- **Problem requirements**
Extract all of the data and reproduce it precisely.

- **Record excerpts**
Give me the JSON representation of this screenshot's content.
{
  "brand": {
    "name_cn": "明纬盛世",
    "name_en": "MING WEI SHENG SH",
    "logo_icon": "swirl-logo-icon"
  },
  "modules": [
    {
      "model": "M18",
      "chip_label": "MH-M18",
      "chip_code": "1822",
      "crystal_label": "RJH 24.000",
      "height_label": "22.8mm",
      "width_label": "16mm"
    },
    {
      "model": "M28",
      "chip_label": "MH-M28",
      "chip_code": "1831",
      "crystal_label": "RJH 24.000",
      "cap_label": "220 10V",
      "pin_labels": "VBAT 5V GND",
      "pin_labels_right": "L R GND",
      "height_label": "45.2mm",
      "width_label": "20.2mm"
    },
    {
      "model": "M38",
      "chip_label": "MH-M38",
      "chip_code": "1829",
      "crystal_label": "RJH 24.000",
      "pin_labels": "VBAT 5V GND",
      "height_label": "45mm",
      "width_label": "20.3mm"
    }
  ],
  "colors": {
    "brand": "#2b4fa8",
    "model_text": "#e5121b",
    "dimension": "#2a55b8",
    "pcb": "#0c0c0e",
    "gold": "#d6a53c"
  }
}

- **Solution for this task**
Give me the JSON representation of this screenshot's content.
{
  "brand": {
    "name_cn": "明纬盛世",
    "name_en": "MING WEI SHENG SH",
    "logo_icon": "swirl-logo-icon"
  },
  "modules": [
    {
      "model": "M18",
      "chip_label": "MH-M18",
      "chip_code": "1822",
      "crystal_label": "RJH 24.000",
      "height_label": "22.8mm",
      "width_label": "16mm"
    },
    {
      "model": "M28",
      "chip_label": "MH-M28",
      "chip_code": "1831",
      "crystal_label": "RJH 24.000",
      "cap_label": "220 10V",
      "pin_labels": "VBAT 5V GND",
      "pin_labels_right": "L R GND",
      "height_label": "45.2mm",
      "width_label": "20.2mm"
    },
    {
      "model": "M38",
      "chip_label": "MH-M38",
      "chip_code": "1829",
      "crystal_label": "RJH 24.000",
      "pin_labels": "VBAT 5V GND",
      "height_label": "45mm",
      "width_label": "20.3mm"
    }
  ],
  "colors": {
    "brand": "#2b4fa8",
    "model_text": "#e5121b",
    "dimension": "#2a55b8",
    "pcb": "#0c0c0e",
    "gold": "#d6a53c"
  }
}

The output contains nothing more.